What to do:
A – In the snooker post, retype the passage that opens with the words containing "It’s well known" and closes with "proud of me.".
B – According to the snooker post, who has helped Ronnie O'Sullivan control "the chimp" on his shoulder?

Source:
The Rocket Man: Ronnie O’Sullivan

Ok, this one, despite the title, is definitely not going to be a music piece.

Some people don’t get snooker, I get that. Watching two men spend 15 minutes attempting to move red balls a fraction of a millimetre one way or another… well, when you put it like that, it’s easy to sympathise. However, one of the few things I inherited from my dad, aside from an- at times- almost crippling lack of self confidence, was a love of the green baize. My dad was a decent club player, never going to be a professional but had a high break of 92 on a full size table, which is pretty good. Is it weird that I can still remember that almost 15 years after I last spoke to him? The one sporting trophy we had in our house was a snooker one that my dad had won somewhere. When I was a kid, we had a six foot table that would come out on Sunday night’s so we could play a bit. As I got older, and mum and dad divorced, he would sometimes take me to the Riley’s on Hounslow High St.

By the time we fell out, or I decided that I wasn’t prepared to compete with his love for alcohol anymore, I had started going to that Riley’s with my friends Chris and Gabs. That lasted for as long as it took them to start going to a fucking shooting club! Whilst Gabs and I always had close games, I never managed to beat Chris- who had a little 4 foot table at home and, crucially, the one thing I never mastered (one of many things, I suppose), cue ball control.

Anyway, I love snooker. I love watching snooker so much that I’m convinced my need to watch every ball of the 2002 World Final (Ebdon v Dott,  one for the purists, that) was a contributory factor in a relationship breaking up the following month. As much as I love watching snooker, though, I find great sympathy with the view put forward that,

“I wouldn’t say snooker’s dead without me, but it’s better with me in it.”


Who said that? Well, the reigning World, and newly crowned Masters Champion did. Something like that, anyway. And, as he proved last April, in winning the World Championship after a year away from the snooker treadmill, Ronnie O’Sullivan… well, he’s different gravy.

To watch the man known as “The Rocket” in action is to watch a tremendously difficult game made to look as simple as mowing your lawn. That’s when he’s playing well, of course. It hasn’t always been that way. Some of The Rocket’s antics down the years have been a cause of consternation to the paying public- particularly when he walked out of a match with Stephen Hendry; some of them a cause of aggravation to his peers. As a huge fan of Ronnie’s, and having read both of his books, I think it’s easy to sympathise with someone who had to deal with both his parents going to prison when he was a young man, a kid really. How wouldn’t that affect you for the rest of your days?

It’s well known that a big part of Ronnie’s resurgence- back to back world titles (with a year off in between)- is down to the work he has down with Dr Steve Peters. Dr Peters has helped Ronnie to control “the chimp” on Ronnie’s shoulder, who would, in the past, cause Ronnie to implode with often spectacular results.

I resisted the opportunity to make a “chimplode” pun there, be proud of me.

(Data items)
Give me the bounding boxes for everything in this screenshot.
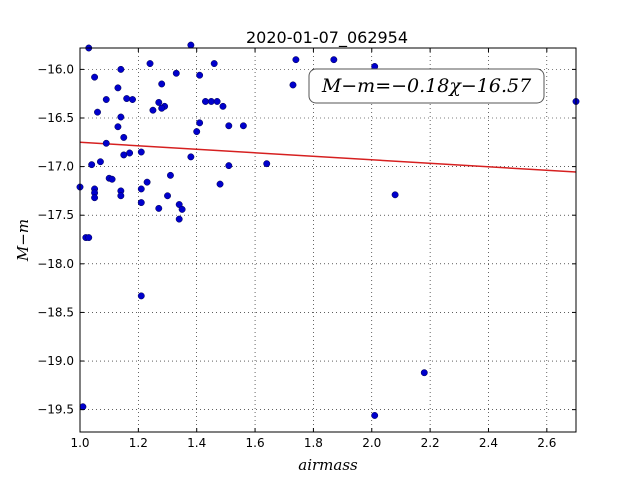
- fit-line: [79, 141, 577, 173]
- data-point: [155, 98, 163, 106]
- data-point: [216, 180, 224, 188]
- data-point: [114, 123, 122, 131]
- data-point: [213, 98, 221, 105]
- data-point: [108, 175, 116, 183]
- x-tick-label: 2.2: [421, 436, 440, 450]
- data-point: [391, 191, 399, 199]
- y-tick-label: −17.5: [37, 208, 74, 222]
- chart-title: 2020-01-07_062954: [246, 28, 408, 48]
- grid: [79, 48, 576, 432]
- data-point: [196, 119, 204, 127]
- data-point: [146, 60, 154, 68]
- data-point: [137, 148, 145, 156]
- y-axis: −16.0 −16.5 −17.0 −17.5 −18.0 −18.5 −19.0 −19.5: [37, 62, 576, 417]
- x-axis-label: airmass: [298, 456, 358, 474]
- data-point: [292, 56, 300, 64]
- data-point: [102, 139, 110, 147]
- data-point: [120, 151, 128, 159]
- data-point: [166, 171, 174, 179]
- x-tick-label: 2.0: [362, 436, 381, 450]
- data-point: [79, 403, 87, 411]
- data-point: [114, 84, 122, 92]
- data-point: [187, 153, 195, 161]
- data-point: [239, 122, 247, 130]
- data-point: [126, 149, 134, 157]
- y-tick-label: −18.5: [37, 305, 74, 319]
- data-point: [225, 122, 233, 130]
- annotation-text: M−m=−0.18χ−16.57: [321, 75, 532, 97]
- fit-layer: [79, 141, 577, 173]
- data-point: [196, 71, 204, 79]
- data-point: [371, 412, 379, 419]
- data-point: [137, 199, 145, 207]
- data-point: [158, 104, 166, 112]
- data-point: [202, 98, 209, 105]
- data-point: [149, 106, 157, 114]
- y-tick-label: −19.0: [37, 354, 74, 368]
- y-axis-label: M−m: [14, 219, 32, 262]
- data-point: [117, 192, 125, 200]
- y-tick-label: −16.5: [37, 111, 74, 125]
- data-point: [172, 69, 180, 77]
- plot-frame: [79, 47, 577, 433]
- data-point: [143, 178, 151, 186]
- data-point: [178, 205, 186, 213]
- data-point: [263, 160, 271, 168]
- data-point: [207, 98, 215, 105]
- data-point: [96, 158, 104, 166]
- y-tick-label: −16.0: [37, 62, 74, 76]
- data-point: [155, 204, 163, 212]
- data-point: [117, 65, 125, 73]
- y-tick-label: −17.0: [37, 160, 74, 174]
- data-point: [91, 73, 99, 81]
- data-point: [123, 95, 131, 103]
- data-point: [88, 161, 96, 169]
- annotation-layer: M−m=−0.18χ−16.57: [308, 68, 545, 104]
- x-tick-label: 2.4: [479, 436, 498, 450]
- x-tick-label: 1.8: [304, 436, 323, 450]
- data-point: [94, 108, 101, 116]
- data-point: [330, 56, 338, 64]
- points-layer: [76, 41, 580, 419]
- data-point: [117, 113, 125, 121]
- data-point: [120, 133, 128, 141]
- data-point: [137, 185, 145, 193]
- x-tick-label: 1.2: [129, 436, 148, 450]
- data-point: [193, 128, 201, 136]
- data-point: [164, 192, 171, 200]
- data-point: [289, 81, 297, 89]
- data-point: [187, 41, 195, 49]
- x-tick-label: 1.0: [70, 436, 89, 450]
- y-tick-label: −19.5: [37, 403, 74, 417]
- data-point: [102, 96, 110, 103]
- y-tick-label: −18.0: [37, 257, 74, 271]
- x-tick-label: 1.4: [187, 436, 206, 450]
- data-point: [175, 215, 183, 223]
- annotation-box: [308, 68, 545, 104]
- data-point: [85, 234, 93, 242]
- data-point: [129, 96, 136, 103]
- data-point: [158, 80, 166, 88]
- data-point: [219, 102, 227, 110]
- data-point: [91, 194, 99, 202]
- x-tick-label: 1.6: [246, 436, 265, 450]
- data-point: [137, 292, 145, 300]
- x-axis: 1.0 1.2 1.4 1.6 1.8 2.0 2.2 2.4 2.6: [70, 48, 556, 450]
- data-point: [210, 60, 218, 68]
- data-point: [420, 369, 428, 377]
- x-tick-label: 2.6: [537, 436, 556, 450]
- data-point: [225, 162, 233, 170]
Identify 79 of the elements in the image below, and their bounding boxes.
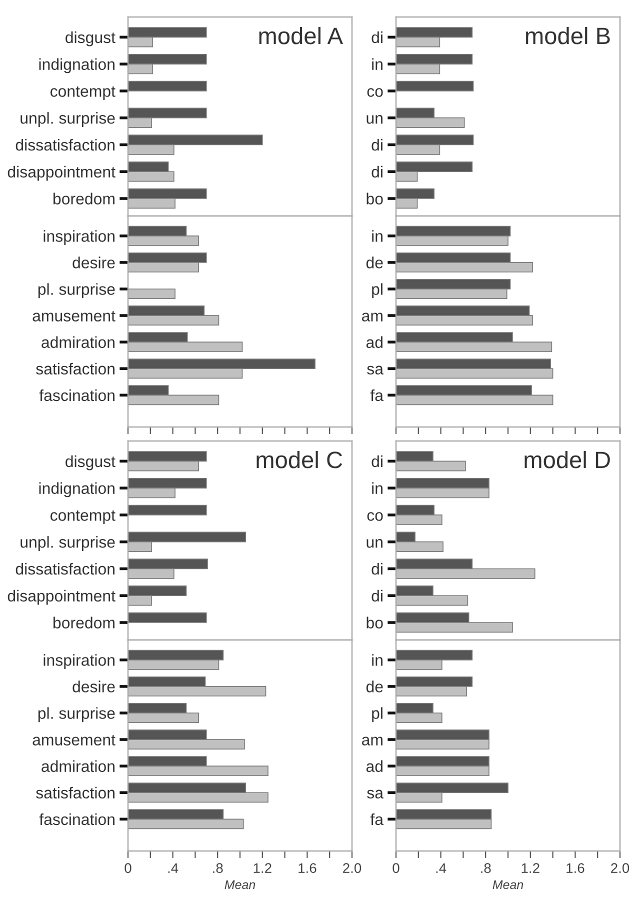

Results of the tasks:
A –
It’s well known that a big part of Ronnie’s resurgence- back to back world titles (with a year off in between)- is down to the work he has down with Dr Steve Peters. Dr Peters has helped Ronnie to control “the chimp” on Ronnie’s shoulder, who would, in the past, cause Ronnie to implode with often spectacular results.

I resisted the opportunity to make a “chimplode” pun there, be proud of me.

B – Dr Steve Peters